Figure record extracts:
▼
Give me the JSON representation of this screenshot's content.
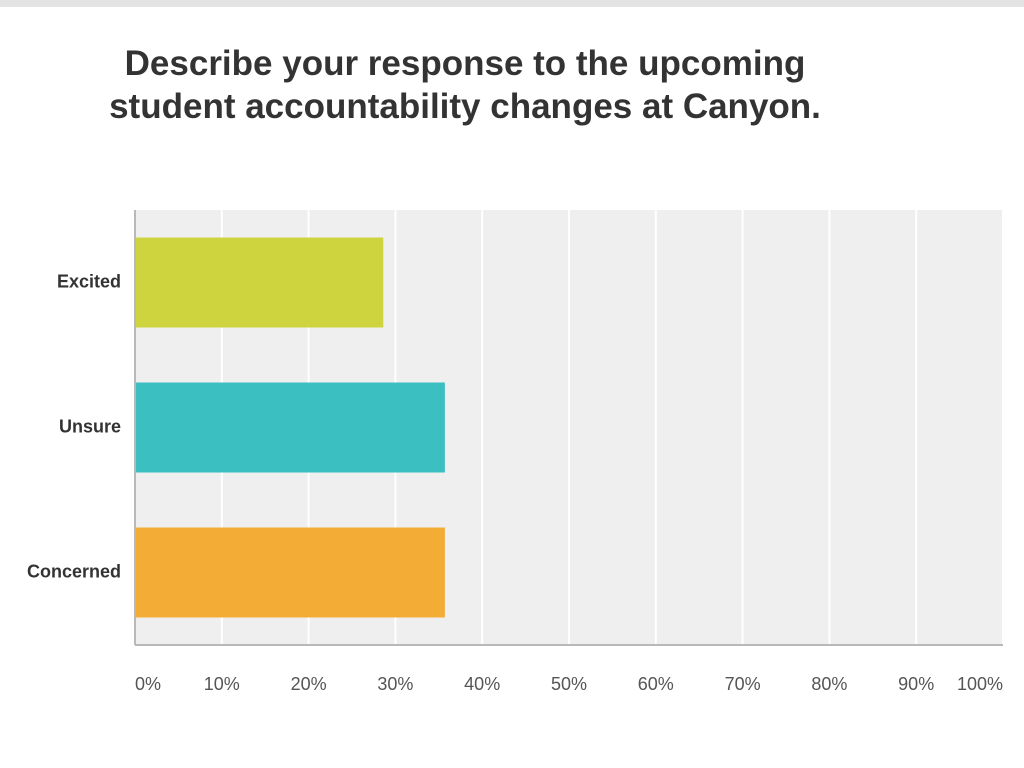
{
  "chart_data": {
    "type": "bar",
    "orientation": "horizontal",
    "title_lines": [
      "Describe your response to the upcoming",
      "student accountability changes at Canyon."
    ],
    "categories": [
      "Excited",
      "Unsure",
      "Concerned"
    ],
    "values": [
      28.6,
      35.7,
      35.7
    ],
    "colors": [
      "#cdd43e",
      "#3bbfc1",
      "#f3ac35"
    ],
    "x_ticks": [
      "0%",
      "10%",
      "20%",
      "30%",
      "40%",
      "50%",
      "60%",
      "70%",
      "80%",
      "90%",
      "100%"
    ],
    "xlim": [
      0,
      100
    ],
    "grid": true,
    "plot_background": "#efefef",
    "grid_color": "#ffffff",
    "xlabel": "",
    "ylabel": ""
  }
}
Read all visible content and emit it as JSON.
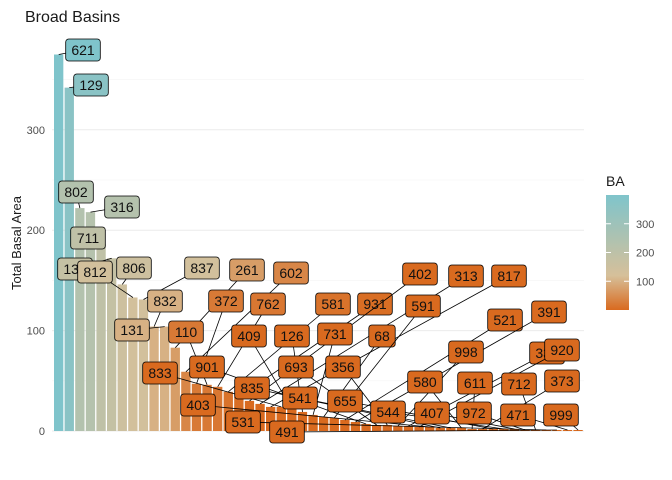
{
  "chart_data": {
    "type": "bar",
    "title": "Broad Basins",
    "xlabel": "",
    "ylabel": "Total Basal Area",
    "ylim": [
      0,
      380
    ],
    "yticks": [
      "0",
      "100",
      "200",
      "300"
    ],
    "grid": "horizontal",
    "legend_position": "right",
    "legend": {
      "title": "BA",
      "ticks": [
        "100",
        "200",
        "300"
      ],
      "colors": [
        "#d96a1f",
        "#d6c09a",
        "#7fc4cb"
      ]
    },
    "bar_labels": [
      "621",
      "129",
      "802",
      "316",
      "711",
      "132",
      "806",
      "812",
      "837",
      "832",
      "131",
      "261",
      "602",
      "372",
      "110",
      "762",
      "581",
      "931",
      "402",
      "313",
      "817",
      "833",
      "409",
      "126",
      "731",
      "68",
      "591",
      "521",
      "391",
      "901",
      "693",
      "356",
      "998",
      "332",
      "920",
      "403",
      "835",
      "541",
      "580",
      "611",
      "373",
      "655",
      "544",
      "407",
      "972",
      "712",
      "531",
      "491",
      "471",
      "999"
    ],
    "values": [
      375,
      342,
      222,
      218,
      186,
      172,
      146,
      133,
      131,
      104,
      104,
      83,
      59,
      47,
      46,
      44,
      39,
      34,
      30,
      27,
      24,
      24,
      22,
      19,
      16,
      14,
      13,
      11,
      9,
      7,
      6,
      6,
      5,
      5,
      4,
      4,
      3,
      3,
      3,
      2,
      2,
      2,
      2,
      2,
      1,
      1,
      1,
      1,
      1,
      1
    ]
  }
}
▲
== What is expected ==
Reproduce each record above by retyping it exactly; omit all images.

== Response to this task ==
Give me the JSON representation of this screenshot's content.
{
  "chart_data": {
    "type": "bar",
    "orientation": "horizontal",
    "title_lines": [
      "Describe your response to the upcoming",
      "student accountability changes at Canyon."
    ],
    "categories": [
      "Excited",
      "Unsure",
      "Concerned"
    ],
    "values": [
      28.6,
      35.7,
      35.7
    ],
    "colors": [
      "#cdd43e",
      "#3bbfc1",
      "#f3ac35"
    ],
    "x_ticks": [
      "0%",
      "10%",
      "20%",
      "30%",
      "40%",
      "50%",
      "60%",
      "70%",
      "80%",
      "90%",
      "100%"
    ],
    "xlim": [
      0,
      100
    ],
    "grid": true,
    "plot_background": "#efefef",
    "grid_color": "#ffffff",
    "xlabel": "",
    "ylabel": ""
  }
}
Read all visible content and emit it as JSON.
{
  "chart_data": {
    "type": "bar",
    "title": "Broad Basins",
    "xlabel": "",
    "ylabel": "Total Basal Area",
    "ylim": [
      0,
      380
    ],
    "yticks": [
      "0",
      "100",
      "200",
      "300"
    ],
    "grid": "horizontal",
    "legend_position": "right",
    "legend": {
      "title": "BA",
      "ticks": [
        "100",
        "200",
        "300"
      ],
      "colors": [
        "#d96a1f",
        "#d6c09a",
        "#7fc4cb"
      ]
    },
    "bar_labels": [
      "621",
      "129",
      "802",
      "316",
      "711",
      "132",
      "806",
      "812",
      "837",
      "832",
      "131",
      "261",
      "602",
      "372",
      "110",
      "762",
      "581",
      "931",
      "402",
      "313",
      "817",
      "833",
      "409",
      "126",
      "731",
      "68",
      "591",
      "521",
      "391",
      "901",
      "693",
      "356",
      "998",
      "332",
      "920",
      "403",
      "835",
      "541",
      "580",
      "611",
      "373",
      "655",
      "544",
      "407",
      "972",
      "712",
      "531",
      "491",
      "471",
      "999"
    ],
    "values": [
      375,
      342,
      222,
      218,
      186,
      172,
      146,
      133,
      131,
      104,
      104,
      83,
      59,
      47,
      46,
      44,
      39,
      34,
      30,
      27,
      24,
      24,
      22,
      19,
      16,
      14,
      13,
      11,
      9,
      7,
      6,
      6,
      5,
      5,
      4,
      4,
      3,
      3,
      3,
      2,
      2,
      2,
      2,
      2,
      1,
      1,
      1,
      1,
      1,
      1
    ]
  }
}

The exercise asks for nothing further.